Dataset content ::
▼▼▼
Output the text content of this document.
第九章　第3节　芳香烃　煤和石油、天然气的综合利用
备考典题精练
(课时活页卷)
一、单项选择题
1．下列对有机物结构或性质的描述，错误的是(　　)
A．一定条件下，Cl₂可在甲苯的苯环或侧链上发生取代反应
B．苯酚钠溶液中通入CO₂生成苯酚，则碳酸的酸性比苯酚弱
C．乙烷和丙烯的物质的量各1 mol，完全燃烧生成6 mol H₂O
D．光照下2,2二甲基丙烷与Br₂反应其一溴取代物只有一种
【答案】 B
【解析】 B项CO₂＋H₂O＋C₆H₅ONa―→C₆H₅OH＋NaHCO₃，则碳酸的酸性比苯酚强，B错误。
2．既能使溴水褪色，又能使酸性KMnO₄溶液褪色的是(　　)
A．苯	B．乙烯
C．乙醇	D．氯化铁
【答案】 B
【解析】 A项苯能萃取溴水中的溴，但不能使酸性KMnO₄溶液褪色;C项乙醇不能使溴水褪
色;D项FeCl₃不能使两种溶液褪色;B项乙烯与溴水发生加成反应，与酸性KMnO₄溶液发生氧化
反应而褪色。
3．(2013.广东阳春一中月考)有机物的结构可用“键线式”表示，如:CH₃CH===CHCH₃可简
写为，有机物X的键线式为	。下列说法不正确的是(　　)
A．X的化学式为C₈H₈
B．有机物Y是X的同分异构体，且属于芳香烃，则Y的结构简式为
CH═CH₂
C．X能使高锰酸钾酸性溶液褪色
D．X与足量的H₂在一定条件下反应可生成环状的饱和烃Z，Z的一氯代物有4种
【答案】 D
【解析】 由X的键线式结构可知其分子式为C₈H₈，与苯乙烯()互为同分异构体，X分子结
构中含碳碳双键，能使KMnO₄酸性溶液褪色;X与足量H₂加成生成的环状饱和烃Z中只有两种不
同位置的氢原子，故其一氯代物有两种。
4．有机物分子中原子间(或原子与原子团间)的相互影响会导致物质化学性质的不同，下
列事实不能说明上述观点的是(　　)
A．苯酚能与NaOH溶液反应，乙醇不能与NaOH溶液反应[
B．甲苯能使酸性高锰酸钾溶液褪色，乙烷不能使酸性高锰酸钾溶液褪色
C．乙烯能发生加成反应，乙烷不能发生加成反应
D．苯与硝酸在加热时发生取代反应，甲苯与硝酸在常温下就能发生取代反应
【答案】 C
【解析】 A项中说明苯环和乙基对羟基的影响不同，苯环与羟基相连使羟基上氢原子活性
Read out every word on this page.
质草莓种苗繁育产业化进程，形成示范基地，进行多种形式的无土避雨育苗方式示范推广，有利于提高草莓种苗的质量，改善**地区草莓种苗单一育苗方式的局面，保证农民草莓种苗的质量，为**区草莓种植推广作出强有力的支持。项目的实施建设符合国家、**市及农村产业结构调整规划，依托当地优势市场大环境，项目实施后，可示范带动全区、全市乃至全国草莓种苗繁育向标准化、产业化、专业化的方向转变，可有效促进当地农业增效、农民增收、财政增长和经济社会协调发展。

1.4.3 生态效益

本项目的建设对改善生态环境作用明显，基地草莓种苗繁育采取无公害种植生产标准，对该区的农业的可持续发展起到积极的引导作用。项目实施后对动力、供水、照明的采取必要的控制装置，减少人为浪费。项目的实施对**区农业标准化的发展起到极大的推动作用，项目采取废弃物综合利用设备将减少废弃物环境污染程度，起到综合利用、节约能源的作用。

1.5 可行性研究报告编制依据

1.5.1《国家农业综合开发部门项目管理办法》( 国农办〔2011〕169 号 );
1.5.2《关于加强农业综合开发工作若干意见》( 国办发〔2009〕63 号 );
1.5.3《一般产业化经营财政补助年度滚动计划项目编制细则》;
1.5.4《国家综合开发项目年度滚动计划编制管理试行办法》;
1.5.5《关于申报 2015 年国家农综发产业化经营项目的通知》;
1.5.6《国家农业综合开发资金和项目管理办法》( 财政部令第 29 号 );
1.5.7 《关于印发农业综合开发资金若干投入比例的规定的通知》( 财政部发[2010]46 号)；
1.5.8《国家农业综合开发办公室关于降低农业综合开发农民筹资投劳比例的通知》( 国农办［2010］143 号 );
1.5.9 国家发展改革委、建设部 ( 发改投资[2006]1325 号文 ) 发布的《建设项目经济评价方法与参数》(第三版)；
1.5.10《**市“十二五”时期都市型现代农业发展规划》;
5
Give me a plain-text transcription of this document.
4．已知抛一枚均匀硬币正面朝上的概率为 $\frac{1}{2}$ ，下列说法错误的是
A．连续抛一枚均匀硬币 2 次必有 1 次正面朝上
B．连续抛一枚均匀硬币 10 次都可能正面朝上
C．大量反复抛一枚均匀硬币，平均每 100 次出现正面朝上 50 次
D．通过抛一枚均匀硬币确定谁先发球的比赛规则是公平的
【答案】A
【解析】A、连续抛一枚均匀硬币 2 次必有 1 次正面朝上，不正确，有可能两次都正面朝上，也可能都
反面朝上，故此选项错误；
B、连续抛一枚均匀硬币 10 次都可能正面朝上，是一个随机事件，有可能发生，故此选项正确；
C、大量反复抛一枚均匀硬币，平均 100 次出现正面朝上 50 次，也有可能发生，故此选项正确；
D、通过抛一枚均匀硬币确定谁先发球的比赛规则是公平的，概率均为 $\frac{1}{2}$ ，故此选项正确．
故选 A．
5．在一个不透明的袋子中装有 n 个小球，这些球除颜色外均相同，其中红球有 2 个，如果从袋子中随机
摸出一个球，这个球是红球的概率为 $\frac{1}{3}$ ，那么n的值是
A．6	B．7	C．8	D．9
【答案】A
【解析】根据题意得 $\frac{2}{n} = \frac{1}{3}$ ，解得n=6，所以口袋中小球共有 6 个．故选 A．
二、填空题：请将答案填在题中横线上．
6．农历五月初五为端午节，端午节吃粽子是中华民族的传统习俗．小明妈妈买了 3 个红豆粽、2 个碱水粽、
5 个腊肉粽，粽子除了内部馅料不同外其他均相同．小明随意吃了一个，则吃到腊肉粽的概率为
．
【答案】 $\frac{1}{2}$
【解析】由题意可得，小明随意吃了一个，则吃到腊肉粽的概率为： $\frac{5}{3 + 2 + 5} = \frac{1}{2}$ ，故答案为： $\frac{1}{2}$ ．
▲▲▲
Task to carry out :: Above are some records; repeat all of them exactly.

Complete answer ::
Output the text content of this document.
第九章　第3节　芳香烃　煤和石油、天然气的综合利用
备考典题精练
(课时活页卷)
一、单项选择题
1．下列对有机物结构或性质的描述，错误的是(　　)
A．一定条件下，Cl₂可在甲苯的苯环或侧链上发生取代反应
B．苯酚钠溶液中通入CO₂生成苯酚，则碳酸的酸性比苯酚弱
C．乙烷和丙烯的物质的量各1 mol，完全燃烧生成6 mol H₂O
D．光照下2,2二甲基丙烷与Br₂反应其一溴取代物只有一种
【答案】 B
【解析】 B项CO₂＋H₂O＋C₆H₅ONa―→C₆H₅OH＋NaHCO₃，则碳酸的酸性比苯酚强，B错误。
2．既能使溴水褪色，又能使酸性KMnO₄溶液褪色的是(　　)
A．苯	B．乙烯
C．乙醇	D．氯化铁
【答案】 B
【解析】 A项苯能萃取溴水中的溴，但不能使酸性KMnO₄溶液褪色;C项乙醇不能使溴水褪
色;D项FeCl₃不能使两种溶液褪色;B项乙烯与溴水发生加成反应，与酸性KMnO₄溶液发生氧化
反应而褪色。
3．(2013.广东阳春一中月考)有机物的结构可用“键线式”表示，如:CH₃CH===CHCH₃可简
写为，有机物X的键线式为	。下列说法不正确的是(　　)
A．X的化学式为C₈H₈
B．有机物Y是X的同分异构体，且属于芳香烃，则Y的结构简式为
CH═CH₂
C．X能使高锰酸钾酸性溶液褪色
D．X与足量的H₂在一定条件下反应可生成环状的饱和烃Z，Z的一氯代物有4种
【答案】 D
【解析】 由X的键线式结构可知其分子式为C₈H₈，与苯乙烯()互为同分异构体，X分子结
构中含碳碳双键，能使KMnO₄酸性溶液褪色;X与足量H₂加成生成的环状饱和烃Z中只有两种不
同位置的氢原子，故其一氯代物有两种。
4．有机物分子中原子间(或原子与原子团间)的相互影响会导致物质化学性质的不同，下
列事实不能说明上述观点的是(　　)
A．苯酚能与NaOH溶液反应，乙醇不能与NaOH溶液反应[
B．甲苯能使酸性高锰酸钾溶液褪色，乙烷不能使酸性高锰酸钾溶液褪色
C．乙烯能发生加成反应，乙烷不能发生加成反应
D．苯与硝酸在加热时发生取代反应，甲苯与硝酸在常温下就能发生取代反应
【答案】 C
【解析】 A项中说明苯环和乙基对羟基的影响不同，苯环与羟基相连使羟基上氢原子活性
Read out every word on this page.
质草莓种苗繁育产业化进程，形成示范基地，进行多种形式的无土避雨育苗方式示范推广，有利于提高草莓种苗的质量，改善**地区草莓种苗单一育苗方式的局面，保证农民草莓种苗的质量，为**区草莓种植推广作出强有力的支持。项目的实施建设符合国家、**市及农村产业结构调整规划，依托当地优势市场大环境，项目实施后，可示范带动全区、全市乃至全国草莓种苗繁育向标准化、产业化、专业化的方向转变，可有效促进当地农业增效、农民增收、财政增长和经济社会协调发展。

1.4.3 生态效益

本项目的建设对改善生态环境作用明显，基地草莓种苗繁育采取无公害种植生产标准，对该区的农业的可持续发展起到积极的引导作用。项目实施后对动力、供水、照明的采取必要的控制装置，减少人为浪费。项目的实施对**区农业标准化的发展起到极大的推动作用，项目采取废弃物综合利用设备将减少废弃物环境污染程度，起到综合利用、节约能源的作用。

1.5 可行性研究报告编制依据

1.5.1《国家农业综合开发部门项目管理办法》( 国农办〔2011〕169 号 );
1.5.2《关于加强农业综合开发工作若干意见》( 国办发〔2009〕63 号 );
1.5.3《一般产业化经营财政补助年度滚动计划项目编制细则》;
1.5.4《国家综合开发项目年度滚动计划编制管理试行办法》;
1.5.5《关于申报 2015 年国家农综发产业化经营项目的通知》;
1.5.6《国家农业综合开发资金和项目管理办法》( 财政部令第 29 号 );
1.5.7 《关于印发农业综合开发资金若干投入比例的规定的通知》( 财政部发[2010]46 号)；
1.5.8《国家农业综合开发办公室关于降低农业综合开发农民筹资投劳比例的通知》( 国农办［2010］143 号 );
1.5.9 国家发展改革委、建设部 ( 发改投资[2006]1325 号文 ) 发布的《建设项目经济评价方法与参数》(第三版)；
1.5.10《**市“十二五”时期都市型现代农业发展规划》;
5
Give me a plain-text transcription of this document.
4．已知抛一枚均匀硬币正面朝上的概率为 $\frac{1}{2}$ ，下列说法错误的是
A．连续抛一枚均匀硬币 2 次必有 1 次正面朝上
B．连续抛一枚均匀硬币 10 次都可能正面朝上
C．大量反复抛一枚均匀硬币，平均每 100 次出现正面朝上 50 次
D．通过抛一枚均匀硬币确定谁先发球的比赛规则是公平的
【答案】A
【解析】A、连续抛一枚均匀硬币 2 次必有 1 次正面朝上，不正确，有可能两次都正面朝上，也可能都
反面朝上，故此选项错误；
B、连续抛一枚均匀硬币 10 次都可能正面朝上，是一个随机事件，有可能发生，故此选项正确；
C、大量反复抛一枚均匀硬币，平均 100 次出现正面朝上 50 次，也有可能发生，故此选项正确；
D、通过抛一枚均匀硬币确定谁先发球的比赛规则是公平的，概率均为 $\frac{1}{2}$ ，故此选项正确．
故选 A．
5．在一个不透明的袋子中装有 n 个小球，这些球除颜色外均相同，其中红球有 2 个，如果从袋子中随机
摸出一个球，这个球是红球的概率为 $\frac{1}{3}$ ，那么n的值是
A．6	B．7	C．8	D．9
【答案】A
【解析】根据题意得 $\frac{2}{n} = \frac{1}{3}$ ，解得n=6，所以口袋中小球共有 6 个．故选 A．
二、填空题：请将答案填在题中横线上．
6．农历五月初五为端午节，端午节吃粽子是中华民族的传统习俗．小明妈妈买了 3 个红豆粽、2 个碱水粽、
5 个腊肉粽，粽子除了内部馅料不同外其他均相同．小明随意吃了一个，则吃到腊肉粽的概率为
．
【答案】 $\frac{1}{2}$
【解析】由题意可得，小明随意吃了一个，则吃到腊肉粽的概率为： $\frac{5}{3 + 2 + 5} = \frac{1}{2}$ ，故答案为： $\frac{1}{2}$ ．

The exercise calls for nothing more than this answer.